(Records from a data collection)
— BEGIN —
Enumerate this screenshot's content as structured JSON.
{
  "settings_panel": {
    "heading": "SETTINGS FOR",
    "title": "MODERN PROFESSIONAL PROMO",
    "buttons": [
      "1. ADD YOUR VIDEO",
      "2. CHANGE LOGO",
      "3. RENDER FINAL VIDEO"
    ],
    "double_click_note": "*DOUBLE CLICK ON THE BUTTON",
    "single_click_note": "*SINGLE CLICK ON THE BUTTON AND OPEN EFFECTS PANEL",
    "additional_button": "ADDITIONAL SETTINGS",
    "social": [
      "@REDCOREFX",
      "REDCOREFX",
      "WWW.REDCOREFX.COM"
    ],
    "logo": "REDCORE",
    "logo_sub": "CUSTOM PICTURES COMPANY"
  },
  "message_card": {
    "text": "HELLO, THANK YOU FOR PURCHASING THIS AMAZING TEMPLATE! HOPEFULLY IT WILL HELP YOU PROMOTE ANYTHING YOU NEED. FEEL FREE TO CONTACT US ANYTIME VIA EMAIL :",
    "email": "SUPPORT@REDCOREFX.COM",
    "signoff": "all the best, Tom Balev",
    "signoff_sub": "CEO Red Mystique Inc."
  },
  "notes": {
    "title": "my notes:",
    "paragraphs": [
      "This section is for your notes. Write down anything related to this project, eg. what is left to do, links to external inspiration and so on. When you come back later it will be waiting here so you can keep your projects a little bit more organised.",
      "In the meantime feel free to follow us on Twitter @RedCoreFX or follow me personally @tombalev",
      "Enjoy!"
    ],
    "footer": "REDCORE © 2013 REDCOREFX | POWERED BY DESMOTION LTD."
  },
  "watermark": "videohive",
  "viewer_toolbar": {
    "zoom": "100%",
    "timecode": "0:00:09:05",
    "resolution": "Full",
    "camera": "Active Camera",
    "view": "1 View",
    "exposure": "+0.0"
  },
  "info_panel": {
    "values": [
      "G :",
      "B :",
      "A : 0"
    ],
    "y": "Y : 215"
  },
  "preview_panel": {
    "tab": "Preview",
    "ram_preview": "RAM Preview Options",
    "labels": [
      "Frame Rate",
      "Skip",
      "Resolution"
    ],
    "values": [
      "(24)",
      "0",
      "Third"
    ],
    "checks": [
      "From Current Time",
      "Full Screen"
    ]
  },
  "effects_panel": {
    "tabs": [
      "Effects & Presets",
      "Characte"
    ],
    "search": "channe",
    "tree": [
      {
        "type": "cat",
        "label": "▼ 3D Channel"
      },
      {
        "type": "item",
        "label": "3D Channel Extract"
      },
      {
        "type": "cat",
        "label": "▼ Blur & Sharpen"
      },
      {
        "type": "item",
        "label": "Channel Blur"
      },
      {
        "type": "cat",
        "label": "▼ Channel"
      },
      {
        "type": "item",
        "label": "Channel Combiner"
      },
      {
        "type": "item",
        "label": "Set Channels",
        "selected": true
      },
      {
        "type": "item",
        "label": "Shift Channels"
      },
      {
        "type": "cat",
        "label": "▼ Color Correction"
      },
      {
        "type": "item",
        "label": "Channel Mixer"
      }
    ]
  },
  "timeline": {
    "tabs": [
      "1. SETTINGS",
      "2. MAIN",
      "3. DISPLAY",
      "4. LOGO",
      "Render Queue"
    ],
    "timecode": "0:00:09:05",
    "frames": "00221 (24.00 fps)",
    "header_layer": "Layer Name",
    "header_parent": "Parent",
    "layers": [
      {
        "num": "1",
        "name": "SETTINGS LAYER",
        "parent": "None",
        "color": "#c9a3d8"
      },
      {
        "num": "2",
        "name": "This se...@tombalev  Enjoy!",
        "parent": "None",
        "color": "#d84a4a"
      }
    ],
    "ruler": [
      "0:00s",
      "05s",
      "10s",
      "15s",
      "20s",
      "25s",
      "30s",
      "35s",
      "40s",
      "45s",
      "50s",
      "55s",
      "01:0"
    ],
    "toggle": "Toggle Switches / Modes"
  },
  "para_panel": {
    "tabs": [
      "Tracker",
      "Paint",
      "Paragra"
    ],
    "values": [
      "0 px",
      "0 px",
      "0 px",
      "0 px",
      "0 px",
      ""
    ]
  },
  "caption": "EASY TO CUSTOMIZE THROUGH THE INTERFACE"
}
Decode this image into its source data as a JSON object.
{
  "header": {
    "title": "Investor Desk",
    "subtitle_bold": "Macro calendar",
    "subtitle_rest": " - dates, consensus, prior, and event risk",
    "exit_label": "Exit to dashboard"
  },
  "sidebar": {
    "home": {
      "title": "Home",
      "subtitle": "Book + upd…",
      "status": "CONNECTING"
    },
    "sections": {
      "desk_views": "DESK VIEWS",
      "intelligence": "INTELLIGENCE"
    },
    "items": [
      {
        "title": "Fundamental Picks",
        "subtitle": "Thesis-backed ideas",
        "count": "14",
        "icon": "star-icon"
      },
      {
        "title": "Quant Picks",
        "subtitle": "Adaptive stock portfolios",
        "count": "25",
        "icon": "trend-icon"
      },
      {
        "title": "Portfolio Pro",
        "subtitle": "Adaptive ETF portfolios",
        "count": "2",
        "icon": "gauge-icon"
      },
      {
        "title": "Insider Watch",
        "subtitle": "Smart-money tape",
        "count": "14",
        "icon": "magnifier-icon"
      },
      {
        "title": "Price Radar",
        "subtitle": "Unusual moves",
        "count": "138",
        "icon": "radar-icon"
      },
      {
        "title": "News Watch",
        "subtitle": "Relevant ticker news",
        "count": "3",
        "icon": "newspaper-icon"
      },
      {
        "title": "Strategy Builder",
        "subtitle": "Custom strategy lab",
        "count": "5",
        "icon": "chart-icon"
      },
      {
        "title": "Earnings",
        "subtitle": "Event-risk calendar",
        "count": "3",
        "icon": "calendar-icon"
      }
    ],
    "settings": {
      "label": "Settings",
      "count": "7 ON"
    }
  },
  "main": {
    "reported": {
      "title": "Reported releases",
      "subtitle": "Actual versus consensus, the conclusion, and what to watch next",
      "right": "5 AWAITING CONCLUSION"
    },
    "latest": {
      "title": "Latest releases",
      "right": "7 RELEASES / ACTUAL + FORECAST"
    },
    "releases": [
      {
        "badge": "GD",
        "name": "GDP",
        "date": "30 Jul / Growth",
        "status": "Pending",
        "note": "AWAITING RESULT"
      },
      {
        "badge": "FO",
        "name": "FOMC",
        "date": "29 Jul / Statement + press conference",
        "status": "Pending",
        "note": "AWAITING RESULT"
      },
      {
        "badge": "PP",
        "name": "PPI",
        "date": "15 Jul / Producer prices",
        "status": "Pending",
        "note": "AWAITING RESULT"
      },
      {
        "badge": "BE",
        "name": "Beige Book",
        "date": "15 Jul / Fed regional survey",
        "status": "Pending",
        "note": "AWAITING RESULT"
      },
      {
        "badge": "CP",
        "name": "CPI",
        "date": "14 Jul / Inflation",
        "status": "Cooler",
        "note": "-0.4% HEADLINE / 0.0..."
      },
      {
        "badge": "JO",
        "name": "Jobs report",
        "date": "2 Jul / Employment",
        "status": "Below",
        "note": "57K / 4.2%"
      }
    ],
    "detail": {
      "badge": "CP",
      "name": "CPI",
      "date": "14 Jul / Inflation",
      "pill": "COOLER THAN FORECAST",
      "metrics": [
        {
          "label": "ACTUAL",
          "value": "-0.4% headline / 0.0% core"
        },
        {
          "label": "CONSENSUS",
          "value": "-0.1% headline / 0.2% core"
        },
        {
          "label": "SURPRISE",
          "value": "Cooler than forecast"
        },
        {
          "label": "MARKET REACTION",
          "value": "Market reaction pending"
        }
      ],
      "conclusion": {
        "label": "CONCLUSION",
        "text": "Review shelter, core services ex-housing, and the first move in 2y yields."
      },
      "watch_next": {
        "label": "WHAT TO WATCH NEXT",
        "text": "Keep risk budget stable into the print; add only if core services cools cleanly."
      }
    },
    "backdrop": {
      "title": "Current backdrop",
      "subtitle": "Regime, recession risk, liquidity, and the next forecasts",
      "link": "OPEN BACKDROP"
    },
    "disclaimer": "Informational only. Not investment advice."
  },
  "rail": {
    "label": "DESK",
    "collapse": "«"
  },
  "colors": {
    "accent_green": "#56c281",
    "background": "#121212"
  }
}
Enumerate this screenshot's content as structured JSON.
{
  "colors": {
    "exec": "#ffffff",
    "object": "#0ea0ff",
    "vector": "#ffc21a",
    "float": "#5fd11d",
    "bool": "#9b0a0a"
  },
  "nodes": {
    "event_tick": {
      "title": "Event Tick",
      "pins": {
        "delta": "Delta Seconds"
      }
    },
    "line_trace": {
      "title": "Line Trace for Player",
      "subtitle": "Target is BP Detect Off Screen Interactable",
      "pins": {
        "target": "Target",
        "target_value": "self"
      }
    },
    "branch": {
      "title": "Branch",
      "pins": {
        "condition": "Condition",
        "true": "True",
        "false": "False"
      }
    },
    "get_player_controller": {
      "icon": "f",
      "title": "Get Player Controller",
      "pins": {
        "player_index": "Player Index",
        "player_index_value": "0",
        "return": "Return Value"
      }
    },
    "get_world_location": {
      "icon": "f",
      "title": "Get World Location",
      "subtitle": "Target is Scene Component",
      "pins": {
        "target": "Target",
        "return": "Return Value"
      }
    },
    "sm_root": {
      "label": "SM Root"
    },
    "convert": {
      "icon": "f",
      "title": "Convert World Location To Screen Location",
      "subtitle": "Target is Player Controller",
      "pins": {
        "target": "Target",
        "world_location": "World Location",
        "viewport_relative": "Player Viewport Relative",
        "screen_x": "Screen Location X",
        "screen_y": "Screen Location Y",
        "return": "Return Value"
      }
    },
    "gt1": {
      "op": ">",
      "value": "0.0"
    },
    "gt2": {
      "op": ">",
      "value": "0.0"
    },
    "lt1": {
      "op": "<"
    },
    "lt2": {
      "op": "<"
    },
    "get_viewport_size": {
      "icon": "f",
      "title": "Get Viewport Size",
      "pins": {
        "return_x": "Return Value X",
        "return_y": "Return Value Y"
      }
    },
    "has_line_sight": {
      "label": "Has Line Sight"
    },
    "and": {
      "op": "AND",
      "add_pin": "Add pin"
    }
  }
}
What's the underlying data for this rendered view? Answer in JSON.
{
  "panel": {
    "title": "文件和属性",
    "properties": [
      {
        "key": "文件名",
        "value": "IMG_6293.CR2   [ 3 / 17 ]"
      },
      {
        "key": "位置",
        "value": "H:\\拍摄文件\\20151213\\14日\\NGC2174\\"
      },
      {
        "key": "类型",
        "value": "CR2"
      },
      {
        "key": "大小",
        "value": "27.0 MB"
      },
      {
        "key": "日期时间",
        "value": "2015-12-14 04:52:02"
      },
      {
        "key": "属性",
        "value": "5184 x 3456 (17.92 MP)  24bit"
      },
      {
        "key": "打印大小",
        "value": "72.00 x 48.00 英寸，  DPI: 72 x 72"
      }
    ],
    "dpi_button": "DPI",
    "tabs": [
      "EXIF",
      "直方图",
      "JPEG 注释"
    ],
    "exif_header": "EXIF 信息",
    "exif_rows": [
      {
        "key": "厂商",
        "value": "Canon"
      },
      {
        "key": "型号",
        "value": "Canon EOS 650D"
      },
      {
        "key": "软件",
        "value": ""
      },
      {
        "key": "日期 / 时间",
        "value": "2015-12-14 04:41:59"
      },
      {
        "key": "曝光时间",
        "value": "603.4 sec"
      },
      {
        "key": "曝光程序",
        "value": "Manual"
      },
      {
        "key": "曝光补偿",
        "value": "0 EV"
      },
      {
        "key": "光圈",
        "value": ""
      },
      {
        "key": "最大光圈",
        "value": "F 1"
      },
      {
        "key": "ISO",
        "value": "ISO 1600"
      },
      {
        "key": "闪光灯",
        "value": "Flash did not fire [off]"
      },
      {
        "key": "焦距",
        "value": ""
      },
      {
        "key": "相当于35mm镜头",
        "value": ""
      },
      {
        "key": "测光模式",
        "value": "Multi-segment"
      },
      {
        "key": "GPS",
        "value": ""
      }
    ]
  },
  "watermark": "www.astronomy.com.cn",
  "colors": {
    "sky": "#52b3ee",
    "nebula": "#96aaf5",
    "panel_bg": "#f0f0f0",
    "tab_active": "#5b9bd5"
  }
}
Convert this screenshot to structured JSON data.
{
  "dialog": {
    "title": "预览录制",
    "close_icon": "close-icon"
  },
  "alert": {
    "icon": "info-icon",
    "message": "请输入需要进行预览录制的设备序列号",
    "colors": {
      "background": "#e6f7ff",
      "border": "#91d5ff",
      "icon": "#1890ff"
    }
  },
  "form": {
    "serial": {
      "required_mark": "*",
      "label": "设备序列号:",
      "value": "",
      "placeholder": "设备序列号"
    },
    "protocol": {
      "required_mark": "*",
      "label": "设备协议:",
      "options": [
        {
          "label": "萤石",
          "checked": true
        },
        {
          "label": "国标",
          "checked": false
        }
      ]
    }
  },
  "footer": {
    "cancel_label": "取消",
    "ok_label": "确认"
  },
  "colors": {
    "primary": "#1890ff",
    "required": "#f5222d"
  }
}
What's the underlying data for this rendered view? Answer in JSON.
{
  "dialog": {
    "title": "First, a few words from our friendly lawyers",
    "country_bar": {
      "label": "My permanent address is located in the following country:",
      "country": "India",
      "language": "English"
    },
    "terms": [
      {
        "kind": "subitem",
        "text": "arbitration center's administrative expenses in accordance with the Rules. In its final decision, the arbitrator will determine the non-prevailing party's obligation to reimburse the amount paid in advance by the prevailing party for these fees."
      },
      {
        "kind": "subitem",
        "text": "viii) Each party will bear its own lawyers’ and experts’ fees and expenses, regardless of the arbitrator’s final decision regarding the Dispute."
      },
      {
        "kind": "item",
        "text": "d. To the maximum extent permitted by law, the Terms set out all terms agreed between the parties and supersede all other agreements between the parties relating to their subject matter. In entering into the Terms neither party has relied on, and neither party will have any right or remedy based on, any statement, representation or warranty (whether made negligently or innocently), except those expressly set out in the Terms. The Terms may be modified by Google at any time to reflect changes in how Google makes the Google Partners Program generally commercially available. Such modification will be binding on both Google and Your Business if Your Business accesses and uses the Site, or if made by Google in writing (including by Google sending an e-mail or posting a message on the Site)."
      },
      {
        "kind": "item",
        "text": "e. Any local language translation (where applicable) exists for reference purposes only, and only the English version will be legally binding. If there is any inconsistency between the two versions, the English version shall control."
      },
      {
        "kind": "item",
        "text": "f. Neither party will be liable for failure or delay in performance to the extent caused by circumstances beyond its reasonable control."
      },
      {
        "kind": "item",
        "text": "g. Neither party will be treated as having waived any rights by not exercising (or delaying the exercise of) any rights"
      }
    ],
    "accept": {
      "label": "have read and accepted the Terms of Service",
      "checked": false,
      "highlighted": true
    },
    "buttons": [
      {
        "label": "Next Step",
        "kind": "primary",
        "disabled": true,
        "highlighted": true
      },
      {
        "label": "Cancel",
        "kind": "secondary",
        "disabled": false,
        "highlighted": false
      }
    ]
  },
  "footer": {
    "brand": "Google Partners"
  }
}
— END —
### SET TASK
Pick out every line above that contains the word "arbitrator" and copy it.

### ANSWER FOR THE TASK
        "text": "arbitration center's administrative expenses in accordance with the Rules. In its final decision, the arbitrator will determine the non-prevailing party's obligation to reimburse the amount paid in advance by the prevailing party for these fees."
        "text": "viii) Each party will bear its own lawyers’ and experts’ fees and expenses, regardless of the arbitrator’s final decision regarding the Dispute."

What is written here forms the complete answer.